QUOTED PASSAGE.

****************************************

Luke Adams is an American former basketball player. He played college basketball for the Lamar Cardinals from 1969 to 1971.

Adams was from LaBelle, Florida. He led the Cardinals in points and rebounds during the two seasons he played. Adams was named as the Southland Player of the Year alongside Allan Pruett of the Arkansas State Red Wolves in 1971. He was a two-time selection to the All-Southland team.

Adams was selected by the Los Angeles Lakers as the 132nd overall pick in the 1971 NBA draft. He was also chosen by the Carolina Cougars in the 1971 American Basketball Association (ABA) draft. Adams had three agents unsuccessfully negotiate a contract with Cougars president Carl Scheer before he travelled 1,200 miles by car to personally meet with Scheer and discuss a deal. He signed with the Cougars on May 2, 1971.

****************************************

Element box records
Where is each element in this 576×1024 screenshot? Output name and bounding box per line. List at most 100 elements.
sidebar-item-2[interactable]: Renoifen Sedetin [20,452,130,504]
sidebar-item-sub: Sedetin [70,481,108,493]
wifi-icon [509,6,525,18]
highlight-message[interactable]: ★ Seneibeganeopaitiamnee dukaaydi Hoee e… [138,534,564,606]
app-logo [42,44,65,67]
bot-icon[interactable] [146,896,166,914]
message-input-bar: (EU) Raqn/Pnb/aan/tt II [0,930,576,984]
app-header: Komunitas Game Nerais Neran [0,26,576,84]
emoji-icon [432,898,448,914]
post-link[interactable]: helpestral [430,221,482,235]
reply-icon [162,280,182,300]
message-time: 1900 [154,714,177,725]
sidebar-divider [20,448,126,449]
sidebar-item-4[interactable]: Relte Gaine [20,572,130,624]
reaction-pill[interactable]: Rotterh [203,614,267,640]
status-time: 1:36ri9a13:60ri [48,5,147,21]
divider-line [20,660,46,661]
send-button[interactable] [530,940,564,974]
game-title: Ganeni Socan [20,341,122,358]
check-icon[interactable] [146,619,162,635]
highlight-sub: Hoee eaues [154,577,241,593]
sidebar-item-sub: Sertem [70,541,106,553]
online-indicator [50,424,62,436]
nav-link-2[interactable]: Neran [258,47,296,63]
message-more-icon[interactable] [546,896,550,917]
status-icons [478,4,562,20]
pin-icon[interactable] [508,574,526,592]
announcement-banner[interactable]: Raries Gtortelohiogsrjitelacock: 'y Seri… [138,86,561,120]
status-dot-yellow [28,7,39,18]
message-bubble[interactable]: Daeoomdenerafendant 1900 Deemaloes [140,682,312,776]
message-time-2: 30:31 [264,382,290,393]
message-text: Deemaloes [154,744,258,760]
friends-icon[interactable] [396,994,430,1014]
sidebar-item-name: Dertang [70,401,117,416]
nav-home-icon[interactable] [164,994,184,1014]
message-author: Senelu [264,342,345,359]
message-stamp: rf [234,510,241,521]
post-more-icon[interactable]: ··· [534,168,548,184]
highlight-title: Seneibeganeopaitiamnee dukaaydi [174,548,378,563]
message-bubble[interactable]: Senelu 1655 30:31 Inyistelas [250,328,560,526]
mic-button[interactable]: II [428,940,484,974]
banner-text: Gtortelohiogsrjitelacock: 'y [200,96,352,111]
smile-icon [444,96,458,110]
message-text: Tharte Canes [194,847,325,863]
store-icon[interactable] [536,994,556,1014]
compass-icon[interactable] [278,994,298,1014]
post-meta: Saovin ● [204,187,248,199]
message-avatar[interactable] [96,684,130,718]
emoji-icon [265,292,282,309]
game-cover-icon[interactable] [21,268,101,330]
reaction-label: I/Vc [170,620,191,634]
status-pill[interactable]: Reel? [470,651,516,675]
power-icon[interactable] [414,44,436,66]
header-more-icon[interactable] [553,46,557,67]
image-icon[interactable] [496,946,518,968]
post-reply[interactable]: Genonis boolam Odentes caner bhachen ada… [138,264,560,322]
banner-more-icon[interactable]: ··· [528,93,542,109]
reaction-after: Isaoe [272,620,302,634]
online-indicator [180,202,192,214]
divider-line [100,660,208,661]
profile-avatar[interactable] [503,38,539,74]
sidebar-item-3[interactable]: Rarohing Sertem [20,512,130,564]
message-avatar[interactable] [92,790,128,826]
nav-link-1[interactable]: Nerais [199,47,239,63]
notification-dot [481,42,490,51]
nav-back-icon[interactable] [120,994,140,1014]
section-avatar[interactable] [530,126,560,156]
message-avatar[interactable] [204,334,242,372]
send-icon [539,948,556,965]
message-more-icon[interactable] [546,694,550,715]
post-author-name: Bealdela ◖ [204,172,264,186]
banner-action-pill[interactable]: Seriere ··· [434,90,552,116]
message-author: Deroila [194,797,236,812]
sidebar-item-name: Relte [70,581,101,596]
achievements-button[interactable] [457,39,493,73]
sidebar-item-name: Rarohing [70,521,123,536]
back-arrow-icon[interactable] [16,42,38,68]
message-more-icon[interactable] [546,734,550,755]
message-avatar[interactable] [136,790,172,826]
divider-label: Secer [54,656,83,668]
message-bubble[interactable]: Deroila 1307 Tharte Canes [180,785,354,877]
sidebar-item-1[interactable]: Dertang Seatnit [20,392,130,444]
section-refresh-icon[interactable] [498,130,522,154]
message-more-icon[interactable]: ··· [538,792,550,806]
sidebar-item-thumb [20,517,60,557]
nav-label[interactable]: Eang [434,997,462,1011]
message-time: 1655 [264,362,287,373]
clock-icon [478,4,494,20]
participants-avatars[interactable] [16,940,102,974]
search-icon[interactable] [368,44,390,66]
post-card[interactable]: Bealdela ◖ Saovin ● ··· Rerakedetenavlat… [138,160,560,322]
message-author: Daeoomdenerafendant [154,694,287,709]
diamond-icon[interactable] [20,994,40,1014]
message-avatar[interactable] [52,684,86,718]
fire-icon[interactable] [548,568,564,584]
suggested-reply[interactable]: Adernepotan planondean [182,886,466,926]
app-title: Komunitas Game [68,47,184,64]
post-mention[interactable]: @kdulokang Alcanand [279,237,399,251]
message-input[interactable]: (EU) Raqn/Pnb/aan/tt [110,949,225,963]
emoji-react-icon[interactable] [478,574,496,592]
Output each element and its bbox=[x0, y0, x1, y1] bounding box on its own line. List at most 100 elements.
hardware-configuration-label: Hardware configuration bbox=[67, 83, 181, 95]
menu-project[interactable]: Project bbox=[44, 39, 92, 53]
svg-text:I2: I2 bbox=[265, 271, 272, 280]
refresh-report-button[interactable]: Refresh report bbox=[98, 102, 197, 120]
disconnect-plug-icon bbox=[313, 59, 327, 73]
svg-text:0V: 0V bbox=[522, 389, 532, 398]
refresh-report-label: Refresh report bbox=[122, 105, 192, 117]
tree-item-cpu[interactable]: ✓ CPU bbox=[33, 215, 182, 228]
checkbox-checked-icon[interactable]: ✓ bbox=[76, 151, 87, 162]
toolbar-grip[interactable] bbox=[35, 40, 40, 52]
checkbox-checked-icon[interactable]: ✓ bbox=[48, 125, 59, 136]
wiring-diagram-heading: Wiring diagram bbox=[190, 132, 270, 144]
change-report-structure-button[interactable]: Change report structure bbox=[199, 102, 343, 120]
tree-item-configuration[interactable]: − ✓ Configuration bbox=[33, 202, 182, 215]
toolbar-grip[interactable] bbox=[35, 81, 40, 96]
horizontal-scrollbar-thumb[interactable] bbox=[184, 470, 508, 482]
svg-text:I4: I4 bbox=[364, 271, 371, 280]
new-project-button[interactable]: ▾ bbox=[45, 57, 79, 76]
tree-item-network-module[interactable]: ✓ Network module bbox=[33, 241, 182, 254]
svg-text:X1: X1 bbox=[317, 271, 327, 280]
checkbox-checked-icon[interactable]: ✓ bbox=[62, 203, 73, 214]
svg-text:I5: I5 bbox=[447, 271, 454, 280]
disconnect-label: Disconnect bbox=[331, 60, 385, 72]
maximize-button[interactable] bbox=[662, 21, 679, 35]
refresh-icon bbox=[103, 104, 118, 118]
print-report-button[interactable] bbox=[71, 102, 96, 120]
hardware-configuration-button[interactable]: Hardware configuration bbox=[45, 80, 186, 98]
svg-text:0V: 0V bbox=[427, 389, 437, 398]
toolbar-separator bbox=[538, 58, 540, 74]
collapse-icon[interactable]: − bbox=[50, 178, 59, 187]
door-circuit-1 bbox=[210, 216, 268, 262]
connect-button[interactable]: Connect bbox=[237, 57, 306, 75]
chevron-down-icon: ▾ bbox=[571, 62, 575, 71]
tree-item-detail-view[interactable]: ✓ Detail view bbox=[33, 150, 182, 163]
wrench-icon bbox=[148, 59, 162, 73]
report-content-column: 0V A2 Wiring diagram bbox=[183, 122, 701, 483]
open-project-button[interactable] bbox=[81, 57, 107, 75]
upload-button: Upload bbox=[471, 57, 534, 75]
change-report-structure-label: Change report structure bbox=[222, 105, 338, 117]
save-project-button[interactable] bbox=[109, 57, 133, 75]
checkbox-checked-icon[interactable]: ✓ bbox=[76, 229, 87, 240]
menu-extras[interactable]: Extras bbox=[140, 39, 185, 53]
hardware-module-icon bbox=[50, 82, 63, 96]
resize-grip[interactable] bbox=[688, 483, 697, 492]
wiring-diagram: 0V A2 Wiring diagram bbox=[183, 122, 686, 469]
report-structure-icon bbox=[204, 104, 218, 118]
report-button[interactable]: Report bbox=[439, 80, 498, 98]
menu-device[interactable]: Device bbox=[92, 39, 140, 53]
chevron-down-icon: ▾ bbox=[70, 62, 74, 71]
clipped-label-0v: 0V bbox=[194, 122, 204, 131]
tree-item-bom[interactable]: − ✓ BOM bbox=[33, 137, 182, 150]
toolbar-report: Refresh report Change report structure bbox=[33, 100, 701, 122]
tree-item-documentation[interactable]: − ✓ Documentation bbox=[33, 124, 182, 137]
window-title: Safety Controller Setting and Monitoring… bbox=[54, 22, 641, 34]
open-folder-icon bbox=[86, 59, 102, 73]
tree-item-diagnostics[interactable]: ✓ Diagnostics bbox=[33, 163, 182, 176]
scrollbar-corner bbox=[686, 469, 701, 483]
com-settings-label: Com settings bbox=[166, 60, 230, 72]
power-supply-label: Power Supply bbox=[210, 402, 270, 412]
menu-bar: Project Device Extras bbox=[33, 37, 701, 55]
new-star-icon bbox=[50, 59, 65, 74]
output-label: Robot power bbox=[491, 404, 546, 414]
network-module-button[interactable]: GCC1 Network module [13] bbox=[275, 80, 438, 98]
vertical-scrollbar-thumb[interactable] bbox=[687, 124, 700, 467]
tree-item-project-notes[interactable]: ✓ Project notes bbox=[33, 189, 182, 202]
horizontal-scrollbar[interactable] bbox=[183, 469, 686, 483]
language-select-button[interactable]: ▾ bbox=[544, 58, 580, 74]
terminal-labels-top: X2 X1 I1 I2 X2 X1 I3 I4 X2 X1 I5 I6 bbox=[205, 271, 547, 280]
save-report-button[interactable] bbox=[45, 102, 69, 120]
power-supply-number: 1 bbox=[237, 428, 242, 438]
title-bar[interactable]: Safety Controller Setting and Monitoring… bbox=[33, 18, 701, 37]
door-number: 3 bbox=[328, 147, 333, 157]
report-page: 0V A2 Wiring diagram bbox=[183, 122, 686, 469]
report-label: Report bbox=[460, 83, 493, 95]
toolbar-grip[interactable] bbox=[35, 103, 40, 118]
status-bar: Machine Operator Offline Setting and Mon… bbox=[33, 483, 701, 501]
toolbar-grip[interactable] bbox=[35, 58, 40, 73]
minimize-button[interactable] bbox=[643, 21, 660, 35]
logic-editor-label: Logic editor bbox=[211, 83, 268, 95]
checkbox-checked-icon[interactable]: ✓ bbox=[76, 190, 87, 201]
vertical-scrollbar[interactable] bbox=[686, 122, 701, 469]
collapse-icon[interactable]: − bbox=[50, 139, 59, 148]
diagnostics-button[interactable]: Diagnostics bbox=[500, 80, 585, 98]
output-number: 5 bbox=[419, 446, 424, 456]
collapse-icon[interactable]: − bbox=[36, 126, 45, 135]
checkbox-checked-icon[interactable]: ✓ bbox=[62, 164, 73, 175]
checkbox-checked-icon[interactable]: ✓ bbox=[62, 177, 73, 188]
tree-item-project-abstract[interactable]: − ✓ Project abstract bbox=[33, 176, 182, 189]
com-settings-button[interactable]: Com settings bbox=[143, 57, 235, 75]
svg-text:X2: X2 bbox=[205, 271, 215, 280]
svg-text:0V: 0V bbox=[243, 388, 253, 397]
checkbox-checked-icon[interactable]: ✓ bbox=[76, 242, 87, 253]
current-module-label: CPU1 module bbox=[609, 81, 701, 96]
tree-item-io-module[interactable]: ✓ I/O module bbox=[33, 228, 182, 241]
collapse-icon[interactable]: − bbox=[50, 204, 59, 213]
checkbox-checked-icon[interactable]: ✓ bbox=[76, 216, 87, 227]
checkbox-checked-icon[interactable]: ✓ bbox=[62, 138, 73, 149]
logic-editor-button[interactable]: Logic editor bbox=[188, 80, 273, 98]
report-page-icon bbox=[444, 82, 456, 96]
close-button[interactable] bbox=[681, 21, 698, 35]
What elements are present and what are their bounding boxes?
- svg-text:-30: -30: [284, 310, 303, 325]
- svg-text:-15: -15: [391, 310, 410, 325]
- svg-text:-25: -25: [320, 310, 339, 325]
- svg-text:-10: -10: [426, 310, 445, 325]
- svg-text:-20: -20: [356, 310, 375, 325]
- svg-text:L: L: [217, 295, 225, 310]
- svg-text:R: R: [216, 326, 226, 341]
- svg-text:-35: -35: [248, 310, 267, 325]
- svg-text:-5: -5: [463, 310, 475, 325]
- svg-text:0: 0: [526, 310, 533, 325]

****************************************

WRITTEN PROBLEM 1.
Copy the stretch of the Luke Adams profile from "Adams was from" through "May 2, 1971." word for word.
WRITTEN PROBLEM 2.
Count the lines of the records that contain the string "page", treating case as significant, and reply with the number alone.

TASK RESULT 1.
Adams was from LaBelle, Florida. He led the Cardinals in points and rebounds during the two seasons he played. Adams was named as the Southland Player of the Year alongside Allan Pruett of the Arkansas State Red Wolves in 1971. He was a two-time selection to the All-Southland team.

Adams was selected by the Los Angeles Lakers as the 132nd overall pick in the 1971 NBA draft. He was also chosen by the Carolina Cougars in the 1971 American Basketball Association (ABA) draft. Adams had three agents unsuccessfully negotiate a contract with Cougars president Carl Scheer before he travelled 1,200 miles by car to personally meet with Scheer and discuss a deal. He signed with the Cougars on May 2, 1971.

TASK RESULT 2.
2